[START OF Material provided]

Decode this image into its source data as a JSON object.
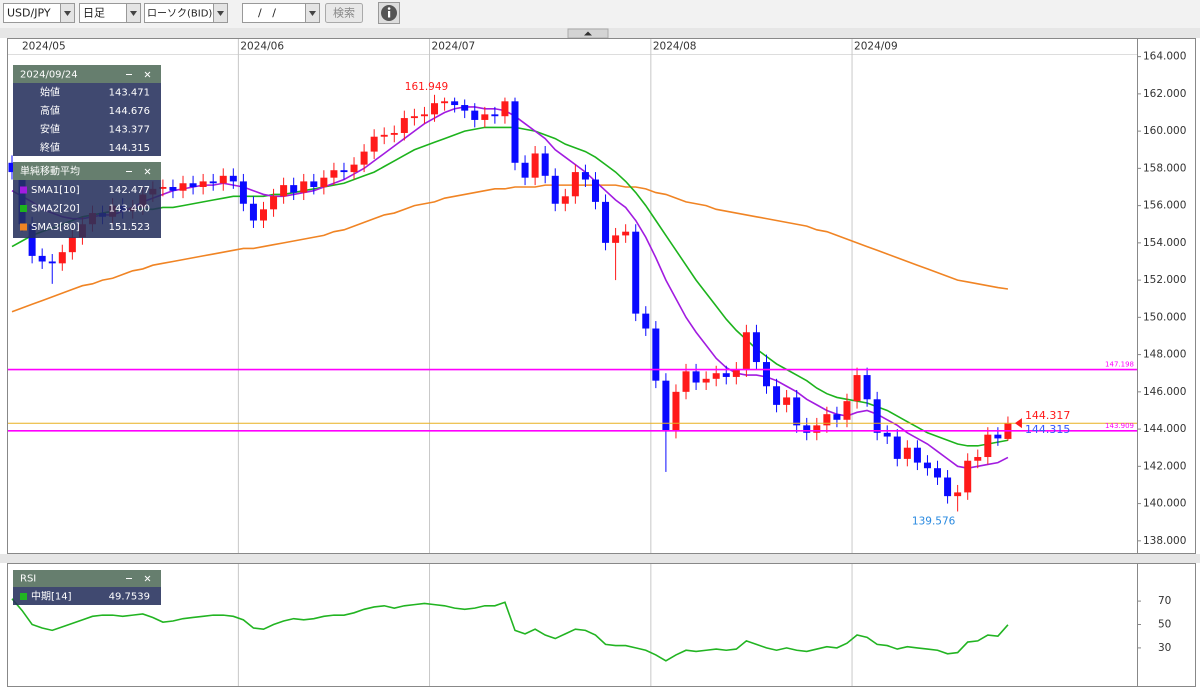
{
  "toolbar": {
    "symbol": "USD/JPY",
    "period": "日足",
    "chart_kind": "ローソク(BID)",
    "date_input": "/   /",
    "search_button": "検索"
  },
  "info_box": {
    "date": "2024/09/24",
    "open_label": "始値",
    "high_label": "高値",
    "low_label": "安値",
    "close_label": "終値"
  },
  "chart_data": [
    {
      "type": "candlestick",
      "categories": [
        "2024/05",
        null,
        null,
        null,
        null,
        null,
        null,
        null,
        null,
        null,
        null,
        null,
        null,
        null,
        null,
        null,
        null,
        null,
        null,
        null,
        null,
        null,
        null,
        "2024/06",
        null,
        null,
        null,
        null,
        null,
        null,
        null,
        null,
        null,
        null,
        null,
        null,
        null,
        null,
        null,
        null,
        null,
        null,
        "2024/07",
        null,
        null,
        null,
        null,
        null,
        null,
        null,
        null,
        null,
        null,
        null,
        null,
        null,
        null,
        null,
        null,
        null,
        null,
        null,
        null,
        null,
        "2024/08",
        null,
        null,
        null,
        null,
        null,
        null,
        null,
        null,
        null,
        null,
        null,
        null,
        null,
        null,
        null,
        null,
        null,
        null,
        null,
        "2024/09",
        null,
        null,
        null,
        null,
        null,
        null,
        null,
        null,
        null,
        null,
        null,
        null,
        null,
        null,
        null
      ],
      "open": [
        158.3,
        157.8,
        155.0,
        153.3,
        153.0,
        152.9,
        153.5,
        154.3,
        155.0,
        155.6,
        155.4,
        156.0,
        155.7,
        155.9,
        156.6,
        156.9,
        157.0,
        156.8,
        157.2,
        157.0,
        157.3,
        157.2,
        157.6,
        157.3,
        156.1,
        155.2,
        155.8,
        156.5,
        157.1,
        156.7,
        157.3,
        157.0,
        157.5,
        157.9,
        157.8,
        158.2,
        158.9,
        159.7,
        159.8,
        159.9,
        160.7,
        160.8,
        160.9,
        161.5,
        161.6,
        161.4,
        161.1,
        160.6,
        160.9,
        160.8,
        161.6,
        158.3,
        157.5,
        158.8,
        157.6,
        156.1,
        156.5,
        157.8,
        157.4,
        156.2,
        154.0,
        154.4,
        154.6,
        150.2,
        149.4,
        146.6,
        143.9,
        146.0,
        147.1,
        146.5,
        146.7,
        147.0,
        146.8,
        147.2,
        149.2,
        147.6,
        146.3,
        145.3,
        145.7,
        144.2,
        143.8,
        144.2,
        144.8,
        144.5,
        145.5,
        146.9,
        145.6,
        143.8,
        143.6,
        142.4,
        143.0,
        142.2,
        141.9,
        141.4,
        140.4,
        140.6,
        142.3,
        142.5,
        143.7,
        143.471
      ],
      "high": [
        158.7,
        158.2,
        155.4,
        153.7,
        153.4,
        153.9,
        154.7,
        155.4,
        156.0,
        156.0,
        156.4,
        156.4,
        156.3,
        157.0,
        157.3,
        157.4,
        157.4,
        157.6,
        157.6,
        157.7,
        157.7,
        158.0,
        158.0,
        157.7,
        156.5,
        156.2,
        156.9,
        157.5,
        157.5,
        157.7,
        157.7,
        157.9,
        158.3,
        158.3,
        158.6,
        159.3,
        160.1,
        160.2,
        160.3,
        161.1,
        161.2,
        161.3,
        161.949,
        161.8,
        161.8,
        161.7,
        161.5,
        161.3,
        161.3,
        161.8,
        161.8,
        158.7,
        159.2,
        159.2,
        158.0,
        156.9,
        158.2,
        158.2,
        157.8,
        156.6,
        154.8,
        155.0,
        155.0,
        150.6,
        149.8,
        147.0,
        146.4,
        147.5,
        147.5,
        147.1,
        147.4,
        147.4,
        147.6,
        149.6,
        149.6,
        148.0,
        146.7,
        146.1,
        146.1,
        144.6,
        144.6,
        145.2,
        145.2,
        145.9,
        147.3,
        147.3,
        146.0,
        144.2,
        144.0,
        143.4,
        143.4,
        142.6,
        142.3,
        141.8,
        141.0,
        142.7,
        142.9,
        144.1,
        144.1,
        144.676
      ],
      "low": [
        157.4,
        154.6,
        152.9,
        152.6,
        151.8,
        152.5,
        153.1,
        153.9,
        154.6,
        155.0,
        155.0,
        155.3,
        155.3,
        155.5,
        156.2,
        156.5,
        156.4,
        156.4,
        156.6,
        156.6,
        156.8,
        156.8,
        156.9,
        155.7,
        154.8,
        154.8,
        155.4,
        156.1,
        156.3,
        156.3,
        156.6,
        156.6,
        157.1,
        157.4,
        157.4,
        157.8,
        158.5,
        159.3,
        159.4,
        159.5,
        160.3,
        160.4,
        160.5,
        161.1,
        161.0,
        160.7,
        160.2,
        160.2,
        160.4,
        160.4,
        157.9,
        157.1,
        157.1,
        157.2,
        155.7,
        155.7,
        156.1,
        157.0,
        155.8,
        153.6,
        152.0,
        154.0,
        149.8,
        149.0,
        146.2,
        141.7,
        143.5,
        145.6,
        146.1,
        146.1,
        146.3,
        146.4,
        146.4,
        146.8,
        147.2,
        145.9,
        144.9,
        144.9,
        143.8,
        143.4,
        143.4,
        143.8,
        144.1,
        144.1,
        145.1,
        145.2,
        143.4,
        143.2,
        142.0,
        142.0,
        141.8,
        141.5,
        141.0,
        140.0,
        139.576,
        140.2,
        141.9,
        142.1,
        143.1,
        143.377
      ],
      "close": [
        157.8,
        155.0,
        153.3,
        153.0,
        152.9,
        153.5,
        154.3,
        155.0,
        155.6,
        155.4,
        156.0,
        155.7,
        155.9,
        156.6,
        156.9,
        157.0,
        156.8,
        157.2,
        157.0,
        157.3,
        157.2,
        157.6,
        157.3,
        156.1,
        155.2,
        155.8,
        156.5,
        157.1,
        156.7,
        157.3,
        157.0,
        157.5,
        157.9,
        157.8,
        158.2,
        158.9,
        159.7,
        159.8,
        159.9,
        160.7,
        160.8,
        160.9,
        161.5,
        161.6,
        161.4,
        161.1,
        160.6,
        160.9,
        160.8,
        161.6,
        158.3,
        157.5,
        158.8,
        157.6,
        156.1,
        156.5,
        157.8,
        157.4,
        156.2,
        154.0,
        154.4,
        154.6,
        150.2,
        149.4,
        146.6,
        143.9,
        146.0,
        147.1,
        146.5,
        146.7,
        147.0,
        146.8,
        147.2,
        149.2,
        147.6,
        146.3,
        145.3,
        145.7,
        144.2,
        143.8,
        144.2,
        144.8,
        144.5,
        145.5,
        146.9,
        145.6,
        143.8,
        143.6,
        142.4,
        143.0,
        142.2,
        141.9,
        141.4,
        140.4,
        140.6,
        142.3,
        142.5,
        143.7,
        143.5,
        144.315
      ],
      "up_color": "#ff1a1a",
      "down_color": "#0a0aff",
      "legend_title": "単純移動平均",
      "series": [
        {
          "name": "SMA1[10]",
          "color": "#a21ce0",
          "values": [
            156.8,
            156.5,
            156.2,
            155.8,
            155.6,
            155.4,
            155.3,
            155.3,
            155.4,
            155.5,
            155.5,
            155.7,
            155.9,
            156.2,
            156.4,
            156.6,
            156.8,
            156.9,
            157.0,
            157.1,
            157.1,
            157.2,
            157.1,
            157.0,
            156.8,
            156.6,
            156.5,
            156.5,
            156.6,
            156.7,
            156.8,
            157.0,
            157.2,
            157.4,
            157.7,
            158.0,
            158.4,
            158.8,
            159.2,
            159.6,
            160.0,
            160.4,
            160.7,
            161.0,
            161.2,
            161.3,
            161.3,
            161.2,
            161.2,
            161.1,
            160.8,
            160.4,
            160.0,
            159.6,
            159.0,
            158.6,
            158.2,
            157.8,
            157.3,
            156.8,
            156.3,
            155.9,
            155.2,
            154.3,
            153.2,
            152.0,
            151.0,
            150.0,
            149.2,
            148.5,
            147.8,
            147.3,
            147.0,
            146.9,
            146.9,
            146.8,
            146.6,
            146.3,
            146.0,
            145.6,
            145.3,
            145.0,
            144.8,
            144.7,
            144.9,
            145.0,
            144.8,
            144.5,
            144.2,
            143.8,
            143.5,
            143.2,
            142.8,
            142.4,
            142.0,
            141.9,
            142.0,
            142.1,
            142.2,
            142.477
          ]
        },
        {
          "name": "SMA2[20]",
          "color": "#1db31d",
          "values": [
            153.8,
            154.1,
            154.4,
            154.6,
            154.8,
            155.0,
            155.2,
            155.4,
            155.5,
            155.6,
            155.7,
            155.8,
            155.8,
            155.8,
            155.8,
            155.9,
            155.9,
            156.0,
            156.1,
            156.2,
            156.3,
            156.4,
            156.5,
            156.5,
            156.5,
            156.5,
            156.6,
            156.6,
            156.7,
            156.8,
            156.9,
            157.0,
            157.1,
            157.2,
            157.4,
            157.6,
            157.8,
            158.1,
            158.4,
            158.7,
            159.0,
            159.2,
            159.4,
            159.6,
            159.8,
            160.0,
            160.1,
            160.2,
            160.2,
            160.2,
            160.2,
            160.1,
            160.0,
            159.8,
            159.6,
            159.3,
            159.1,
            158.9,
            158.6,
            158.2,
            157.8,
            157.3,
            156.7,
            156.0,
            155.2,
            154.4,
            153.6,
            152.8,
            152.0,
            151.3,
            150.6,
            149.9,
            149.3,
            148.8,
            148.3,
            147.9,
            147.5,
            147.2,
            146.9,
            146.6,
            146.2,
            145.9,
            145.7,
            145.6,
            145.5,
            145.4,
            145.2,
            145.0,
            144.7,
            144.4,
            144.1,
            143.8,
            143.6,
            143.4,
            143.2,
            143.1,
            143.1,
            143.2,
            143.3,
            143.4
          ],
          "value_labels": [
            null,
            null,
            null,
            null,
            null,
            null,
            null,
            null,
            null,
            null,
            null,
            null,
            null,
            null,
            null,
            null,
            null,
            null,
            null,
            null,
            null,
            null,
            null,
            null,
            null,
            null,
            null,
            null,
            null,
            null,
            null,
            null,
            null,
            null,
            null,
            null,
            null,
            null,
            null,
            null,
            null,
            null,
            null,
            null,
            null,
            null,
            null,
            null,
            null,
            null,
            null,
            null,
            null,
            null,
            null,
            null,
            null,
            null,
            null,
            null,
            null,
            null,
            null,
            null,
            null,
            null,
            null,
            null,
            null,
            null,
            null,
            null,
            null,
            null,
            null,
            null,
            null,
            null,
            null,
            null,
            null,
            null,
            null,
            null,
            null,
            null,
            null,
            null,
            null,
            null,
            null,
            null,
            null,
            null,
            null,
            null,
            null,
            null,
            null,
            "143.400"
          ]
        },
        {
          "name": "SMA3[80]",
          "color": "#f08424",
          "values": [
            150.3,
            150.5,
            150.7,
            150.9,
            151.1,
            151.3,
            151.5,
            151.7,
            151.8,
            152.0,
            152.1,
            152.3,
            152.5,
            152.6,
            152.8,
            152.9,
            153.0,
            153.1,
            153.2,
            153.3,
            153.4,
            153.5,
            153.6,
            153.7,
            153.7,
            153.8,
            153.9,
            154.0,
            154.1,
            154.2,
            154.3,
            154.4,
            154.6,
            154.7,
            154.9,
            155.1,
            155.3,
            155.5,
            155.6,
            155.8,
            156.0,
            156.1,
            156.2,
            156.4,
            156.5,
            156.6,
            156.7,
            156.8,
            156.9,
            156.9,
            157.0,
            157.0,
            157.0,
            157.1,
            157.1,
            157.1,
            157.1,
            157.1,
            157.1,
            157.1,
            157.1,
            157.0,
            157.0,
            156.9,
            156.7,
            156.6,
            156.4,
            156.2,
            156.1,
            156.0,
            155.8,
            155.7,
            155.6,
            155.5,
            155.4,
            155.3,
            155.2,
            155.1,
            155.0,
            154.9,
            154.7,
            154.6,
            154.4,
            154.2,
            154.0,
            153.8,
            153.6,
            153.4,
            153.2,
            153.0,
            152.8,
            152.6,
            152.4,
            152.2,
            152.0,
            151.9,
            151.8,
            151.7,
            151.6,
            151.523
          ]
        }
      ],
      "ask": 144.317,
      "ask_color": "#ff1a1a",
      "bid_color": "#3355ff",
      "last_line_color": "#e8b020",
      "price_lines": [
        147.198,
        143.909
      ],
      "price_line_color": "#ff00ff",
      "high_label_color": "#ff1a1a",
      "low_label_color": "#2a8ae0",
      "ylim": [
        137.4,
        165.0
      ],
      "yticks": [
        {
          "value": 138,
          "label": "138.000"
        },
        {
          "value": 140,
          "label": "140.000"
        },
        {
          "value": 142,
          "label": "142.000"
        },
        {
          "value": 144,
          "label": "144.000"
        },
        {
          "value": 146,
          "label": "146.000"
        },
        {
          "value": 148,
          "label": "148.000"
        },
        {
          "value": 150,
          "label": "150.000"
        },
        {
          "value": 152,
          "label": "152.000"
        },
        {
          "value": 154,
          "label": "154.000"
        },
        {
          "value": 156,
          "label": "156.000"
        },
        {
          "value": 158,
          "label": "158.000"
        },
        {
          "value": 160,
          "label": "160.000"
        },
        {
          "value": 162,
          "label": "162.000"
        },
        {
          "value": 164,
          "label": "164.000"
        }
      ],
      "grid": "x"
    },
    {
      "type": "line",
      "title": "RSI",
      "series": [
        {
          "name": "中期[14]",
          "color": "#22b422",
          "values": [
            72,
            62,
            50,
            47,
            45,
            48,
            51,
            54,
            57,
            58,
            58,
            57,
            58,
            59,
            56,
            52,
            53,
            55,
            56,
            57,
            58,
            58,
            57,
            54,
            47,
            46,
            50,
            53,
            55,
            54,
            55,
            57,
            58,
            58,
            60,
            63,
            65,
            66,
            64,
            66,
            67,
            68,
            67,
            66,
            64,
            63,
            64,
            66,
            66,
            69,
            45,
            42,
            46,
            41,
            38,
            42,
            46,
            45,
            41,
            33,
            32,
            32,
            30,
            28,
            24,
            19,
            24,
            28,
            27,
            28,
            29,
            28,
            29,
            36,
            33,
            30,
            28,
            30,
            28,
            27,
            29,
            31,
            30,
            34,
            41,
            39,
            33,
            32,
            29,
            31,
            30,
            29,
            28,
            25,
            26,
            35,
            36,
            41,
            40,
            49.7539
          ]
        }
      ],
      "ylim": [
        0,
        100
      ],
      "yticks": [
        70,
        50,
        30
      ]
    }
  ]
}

[END OF Material provided]

§ **Work to do**:
Which lines contain the word "name"? Return each of them.

§ **Completed exercise**:
          "name": "SMA1[10]",
          "name": "SMA2[20]",
          "name": "SMA3[80]",
          "name": "中期[14]",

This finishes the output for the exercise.